Some records:

________________________________________

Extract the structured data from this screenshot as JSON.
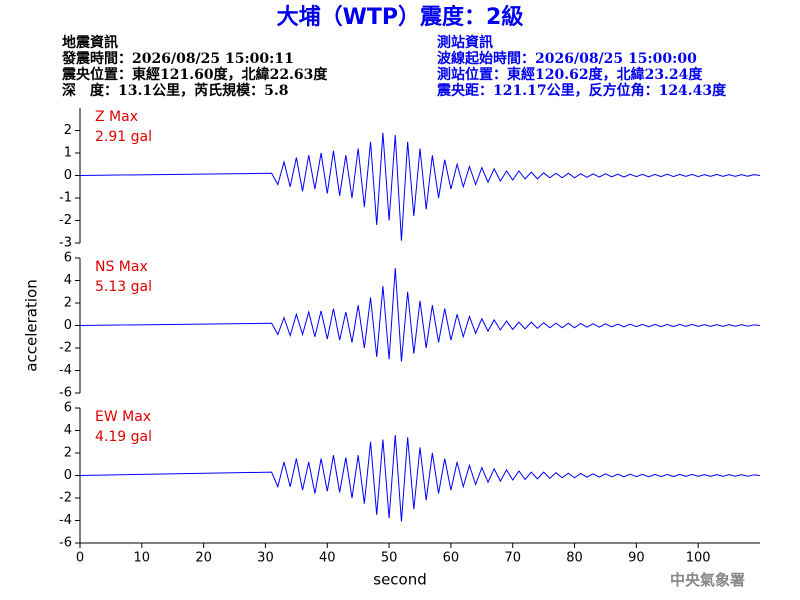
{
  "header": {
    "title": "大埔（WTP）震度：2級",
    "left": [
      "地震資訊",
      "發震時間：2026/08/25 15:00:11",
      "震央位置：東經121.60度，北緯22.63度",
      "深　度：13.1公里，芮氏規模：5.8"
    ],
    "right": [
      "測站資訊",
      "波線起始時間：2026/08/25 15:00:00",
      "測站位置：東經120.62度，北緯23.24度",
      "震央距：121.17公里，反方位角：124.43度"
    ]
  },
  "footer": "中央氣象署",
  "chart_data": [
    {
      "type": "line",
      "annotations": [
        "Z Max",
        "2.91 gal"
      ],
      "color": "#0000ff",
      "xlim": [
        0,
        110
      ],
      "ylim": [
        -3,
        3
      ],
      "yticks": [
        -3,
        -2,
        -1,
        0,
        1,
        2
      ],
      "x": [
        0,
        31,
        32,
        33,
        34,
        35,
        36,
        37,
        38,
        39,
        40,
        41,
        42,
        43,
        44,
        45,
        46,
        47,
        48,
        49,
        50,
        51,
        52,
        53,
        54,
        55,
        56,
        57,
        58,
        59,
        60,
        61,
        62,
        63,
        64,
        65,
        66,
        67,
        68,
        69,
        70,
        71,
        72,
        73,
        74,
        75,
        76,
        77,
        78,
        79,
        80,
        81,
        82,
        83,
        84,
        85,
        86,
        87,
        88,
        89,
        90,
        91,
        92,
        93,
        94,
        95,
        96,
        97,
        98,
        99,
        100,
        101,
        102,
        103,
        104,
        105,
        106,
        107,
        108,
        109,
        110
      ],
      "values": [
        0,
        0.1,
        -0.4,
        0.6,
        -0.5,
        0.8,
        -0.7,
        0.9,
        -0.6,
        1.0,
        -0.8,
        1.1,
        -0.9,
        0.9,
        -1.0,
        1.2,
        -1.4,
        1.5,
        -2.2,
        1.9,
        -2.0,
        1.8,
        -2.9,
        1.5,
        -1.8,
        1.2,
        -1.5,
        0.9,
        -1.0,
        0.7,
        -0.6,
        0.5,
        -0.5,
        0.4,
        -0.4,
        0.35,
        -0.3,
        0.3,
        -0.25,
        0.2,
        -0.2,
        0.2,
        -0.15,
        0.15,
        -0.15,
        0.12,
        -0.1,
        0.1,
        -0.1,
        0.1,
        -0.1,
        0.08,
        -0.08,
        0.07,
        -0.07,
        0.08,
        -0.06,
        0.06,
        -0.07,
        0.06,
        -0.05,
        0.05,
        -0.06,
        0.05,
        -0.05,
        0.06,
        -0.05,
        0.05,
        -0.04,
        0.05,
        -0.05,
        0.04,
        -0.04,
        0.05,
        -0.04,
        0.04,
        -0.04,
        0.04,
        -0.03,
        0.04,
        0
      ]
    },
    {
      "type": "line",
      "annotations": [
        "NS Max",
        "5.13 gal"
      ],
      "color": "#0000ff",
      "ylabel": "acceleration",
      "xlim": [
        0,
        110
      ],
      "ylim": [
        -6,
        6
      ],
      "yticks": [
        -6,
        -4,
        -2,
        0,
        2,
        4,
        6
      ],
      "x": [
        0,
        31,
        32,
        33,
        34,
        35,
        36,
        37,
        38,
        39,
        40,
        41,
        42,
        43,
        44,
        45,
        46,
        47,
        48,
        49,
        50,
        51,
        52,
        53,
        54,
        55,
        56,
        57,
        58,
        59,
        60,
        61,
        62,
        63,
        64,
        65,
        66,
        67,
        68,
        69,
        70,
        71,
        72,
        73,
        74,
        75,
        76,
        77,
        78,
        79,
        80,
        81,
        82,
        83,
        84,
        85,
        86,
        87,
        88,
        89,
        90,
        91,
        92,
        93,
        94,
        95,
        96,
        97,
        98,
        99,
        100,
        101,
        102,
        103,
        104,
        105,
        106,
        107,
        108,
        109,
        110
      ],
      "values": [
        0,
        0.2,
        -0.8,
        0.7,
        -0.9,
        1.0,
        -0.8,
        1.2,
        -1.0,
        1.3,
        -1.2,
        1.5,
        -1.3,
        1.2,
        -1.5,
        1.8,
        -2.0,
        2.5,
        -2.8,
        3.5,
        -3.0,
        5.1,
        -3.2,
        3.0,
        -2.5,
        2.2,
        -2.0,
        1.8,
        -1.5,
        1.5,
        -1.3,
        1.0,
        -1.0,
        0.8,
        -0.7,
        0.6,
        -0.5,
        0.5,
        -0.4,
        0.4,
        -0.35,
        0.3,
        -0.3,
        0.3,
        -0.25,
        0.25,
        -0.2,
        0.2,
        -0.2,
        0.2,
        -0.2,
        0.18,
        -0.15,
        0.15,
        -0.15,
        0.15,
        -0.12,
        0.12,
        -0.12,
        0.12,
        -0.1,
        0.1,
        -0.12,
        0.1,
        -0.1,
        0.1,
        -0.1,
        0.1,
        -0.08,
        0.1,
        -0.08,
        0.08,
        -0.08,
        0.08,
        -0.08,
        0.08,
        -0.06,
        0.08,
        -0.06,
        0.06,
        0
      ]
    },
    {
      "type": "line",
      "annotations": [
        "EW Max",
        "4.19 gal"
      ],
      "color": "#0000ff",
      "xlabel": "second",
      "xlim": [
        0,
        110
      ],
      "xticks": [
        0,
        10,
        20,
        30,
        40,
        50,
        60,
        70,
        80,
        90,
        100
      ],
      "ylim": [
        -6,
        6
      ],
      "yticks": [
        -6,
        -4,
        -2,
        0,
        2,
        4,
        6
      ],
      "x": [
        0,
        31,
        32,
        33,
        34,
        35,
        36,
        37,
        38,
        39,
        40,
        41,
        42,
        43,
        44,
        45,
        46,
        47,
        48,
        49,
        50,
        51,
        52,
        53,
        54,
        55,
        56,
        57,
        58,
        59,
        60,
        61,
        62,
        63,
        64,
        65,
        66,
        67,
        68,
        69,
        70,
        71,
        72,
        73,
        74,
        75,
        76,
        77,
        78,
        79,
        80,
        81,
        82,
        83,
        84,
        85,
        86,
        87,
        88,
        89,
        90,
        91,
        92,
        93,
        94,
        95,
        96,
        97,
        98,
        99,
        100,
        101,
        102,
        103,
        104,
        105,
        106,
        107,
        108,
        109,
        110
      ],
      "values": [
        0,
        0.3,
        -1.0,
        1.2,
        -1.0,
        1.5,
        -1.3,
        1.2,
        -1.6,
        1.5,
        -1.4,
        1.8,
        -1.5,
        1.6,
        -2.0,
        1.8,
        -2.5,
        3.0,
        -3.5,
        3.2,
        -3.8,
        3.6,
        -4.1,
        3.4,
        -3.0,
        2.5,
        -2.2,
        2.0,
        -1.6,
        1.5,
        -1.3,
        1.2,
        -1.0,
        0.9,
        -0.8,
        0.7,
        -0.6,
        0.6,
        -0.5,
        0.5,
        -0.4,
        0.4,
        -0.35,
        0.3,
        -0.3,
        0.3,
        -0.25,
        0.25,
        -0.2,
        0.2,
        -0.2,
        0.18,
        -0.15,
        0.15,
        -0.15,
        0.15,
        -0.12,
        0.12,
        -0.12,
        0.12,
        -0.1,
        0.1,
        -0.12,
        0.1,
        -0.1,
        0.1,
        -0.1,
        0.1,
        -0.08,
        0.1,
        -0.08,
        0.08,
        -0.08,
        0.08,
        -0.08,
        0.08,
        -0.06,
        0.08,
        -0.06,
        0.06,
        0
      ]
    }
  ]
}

________________________________________

Repeat each entry exactly as given; no pictures belong in the copy.

WRITTEN SOLUTION:
Extract the structured data from this screenshot as JSON.
{
  "header": {
    "title": "大埔（WTP）震度：2級",
    "left": [
      "地震資訊",
      "發震時間：2026/08/25 15:00:11",
      "震央位置：東經121.60度，北緯22.63度",
      "深　度：13.1公里，芮氏規模：5.8"
    ],
    "right": [
      "測站資訊",
      "波線起始時間：2026/08/25 15:00:00",
      "測站位置：東經120.62度，北緯23.24度",
      "震央距：121.17公里，反方位角：124.43度"
    ]
  },
  "footer": "中央氣象署",
  "chart_data": [
    {
      "type": "line",
      "annotations": [
        "Z Max",
        "2.91 gal"
      ],
      "color": "#0000ff",
      "xlim": [
        0,
        110
      ],
      "ylim": [
        -3,
        3
      ],
      "yticks": [
        -3,
        -2,
        -1,
        0,
        1,
        2
      ],
      "x": [
        0,
        31,
        32,
        33,
        34,
        35,
        36,
        37,
        38,
        39,
        40,
        41,
        42,
        43,
        44,
        45,
        46,
        47,
        48,
        49,
        50,
        51,
        52,
        53,
        54,
        55,
        56,
        57,
        58,
        59,
        60,
        61,
        62,
        63,
        64,
        65,
        66,
        67,
        68,
        69,
        70,
        71,
        72,
        73,
        74,
        75,
        76,
        77,
        78,
        79,
        80,
        81,
        82,
        83,
        84,
        85,
        86,
        87,
        88,
        89,
        90,
        91,
        92,
        93,
        94,
        95,
        96,
        97,
        98,
        99,
        100,
        101,
        102,
        103,
        104,
        105,
        106,
        107,
        108,
        109,
        110
      ],
      "values": [
        0,
        0.1,
        -0.4,
        0.6,
        -0.5,
        0.8,
        -0.7,
        0.9,
        -0.6,
        1.0,
        -0.8,
        1.1,
        -0.9,
        0.9,
        -1.0,
        1.2,
        -1.4,
        1.5,
        -2.2,
        1.9,
        -2.0,
        1.8,
        -2.9,
        1.5,
        -1.8,
        1.2,
        -1.5,
        0.9,
        -1.0,
        0.7,
        -0.6,
        0.5,
        -0.5,
        0.4,
        -0.4,
        0.35,
        -0.3,
        0.3,
        -0.25,
        0.2,
        -0.2,
        0.2,
        -0.15,
        0.15,
        -0.15,
        0.12,
        -0.1,
        0.1,
        -0.1,
        0.1,
        -0.1,
        0.08,
        -0.08,
        0.07,
        -0.07,
        0.08,
        -0.06,
        0.06,
        -0.07,
        0.06,
        -0.05,
        0.05,
        -0.06,
        0.05,
        -0.05,
        0.06,
        -0.05,
        0.05,
        -0.04,
        0.05,
        -0.05,
        0.04,
        -0.04,
        0.05,
        -0.04,
        0.04,
        -0.04,
        0.04,
        -0.03,
        0.04,
        0
      ]
    },
    {
      "type": "line",
      "annotations": [
        "NS Max",
        "5.13 gal"
      ],
      "color": "#0000ff",
      "ylabel": "acceleration",
      "xlim": [
        0,
        110
      ],
      "ylim": [
        -6,
        6
      ],
      "yticks": [
        -6,
        -4,
        -2,
        0,
        2,
        4,
        6
      ],
      "x": [
        0,
        31,
        32,
        33,
        34,
        35,
        36,
        37,
        38,
        39,
        40,
        41,
        42,
        43,
        44,
        45,
        46,
        47,
        48,
        49,
        50,
        51,
        52,
        53,
        54,
        55,
        56,
        57,
        58,
        59,
        60,
        61,
        62,
        63,
        64,
        65,
        66,
        67,
        68,
        69,
        70,
        71,
        72,
        73,
        74,
        75,
        76,
        77,
        78,
        79,
        80,
        81,
        82,
        83,
        84,
        85,
        86,
        87,
        88,
        89,
        90,
        91,
        92,
        93,
        94,
        95,
        96,
        97,
        98,
        99,
        100,
        101,
        102,
        103,
        104,
        105,
        106,
        107,
        108,
        109,
        110
      ],
      "values": [
        0,
        0.2,
        -0.8,
        0.7,
        -0.9,
        1.0,
        -0.8,
        1.2,
        -1.0,
        1.3,
        -1.2,
        1.5,
        -1.3,
        1.2,
        -1.5,
        1.8,
        -2.0,
        2.5,
        -2.8,
        3.5,
        -3.0,
        5.1,
        -3.2,
        3.0,
        -2.5,
        2.2,
        -2.0,
        1.8,
        -1.5,
        1.5,
        -1.3,
        1.0,
        -1.0,
        0.8,
        -0.7,
        0.6,
        -0.5,
        0.5,
        -0.4,
        0.4,
        -0.35,
        0.3,
        -0.3,
        0.3,
        -0.25,
        0.25,
        -0.2,
        0.2,
        -0.2,
        0.2,
        -0.2,
        0.18,
        -0.15,
        0.15,
        -0.15,
        0.15,
        -0.12,
        0.12,
        -0.12,
        0.12,
        -0.1,
        0.1,
        -0.12,
        0.1,
        -0.1,
        0.1,
        -0.1,
        0.1,
        -0.08,
        0.1,
        -0.08,
        0.08,
        -0.08,
        0.08,
        -0.08,
        0.08,
        -0.06,
        0.08,
        -0.06,
        0.06,
        0
      ]
    },
    {
      "type": "line",
      "annotations": [
        "EW Max",
        "4.19 gal"
      ],
      "color": "#0000ff",
      "xlabel": "second",
      "xlim": [
        0,
        110
      ],
      "xticks": [
        0,
        10,
        20,
        30,
        40,
        50,
        60,
        70,
        80,
        90,
        100
      ],
      "ylim": [
        -6,
        6
      ],
      "yticks": [
        -6,
        -4,
        -2,
        0,
        2,
        4,
        6
      ],
      "x": [
        0,
        31,
        32,
        33,
        34,
        35,
        36,
        37,
        38,
        39,
        40,
        41,
        42,
        43,
        44,
        45,
        46,
        47,
        48,
        49,
        50,
        51,
        52,
        53,
        54,
        55,
        56,
        57,
        58,
        59,
        60,
        61,
        62,
        63,
        64,
        65,
        66,
        67,
        68,
        69,
        70,
        71,
        72,
        73,
        74,
        75,
        76,
        77,
        78,
        79,
        80,
        81,
        82,
        83,
        84,
        85,
        86,
        87,
        88,
        89,
        90,
        91,
        92,
        93,
        94,
        95,
        96,
        97,
        98,
        99,
        100,
        101,
        102,
        103,
        104,
        105,
        106,
        107,
        108,
        109,
        110
      ],
      "values": [
        0,
        0.3,
        -1.0,
        1.2,
        -1.0,
        1.5,
        -1.3,
        1.2,
        -1.6,
        1.5,
        -1.4,
        1.8,
        -1.5,
        1.6,
        -2.0,
        1.8,
        -2.5,
        3.0,
        -3.5,
        3.2,
        -3.8,
        3.6,
        -4.1,
        3.4,
        -3.0,
        2.5,
        -2.2,
        2.0,
        -1.6,
        1.5,
        -1.3,
        1.2,
        -1.0,
        0.9,
        -0.8,
        0.7,
        -0.6,
        0.6,
        -0.5,
        0.5,
        -0.4,
        0.4,
        -0.35,
        0.3,
        -0.3,
        0.3,
        -0.25,
        0.25,
        -0.2,
        0.2,
        -0.2,
        0.18,
        -0.15,
        0.15,
        -0.15,
        0.15,
        -0.12,
        0.12,
        -0.12,
        0.12,
        -0.1,
        0.1,
        -0.12,
        0.1,
        -0.1,
        0.1,
        -0.1,
        0.1,
        -0.08,
        0.1,
        -0.08,
        0.08,
        -0.08,
        0.08,
        -0.08,
        0.08,
        -0.06,
        0.08,
        -0.06,
        0.06,
        0
      ]
    }
  ]
}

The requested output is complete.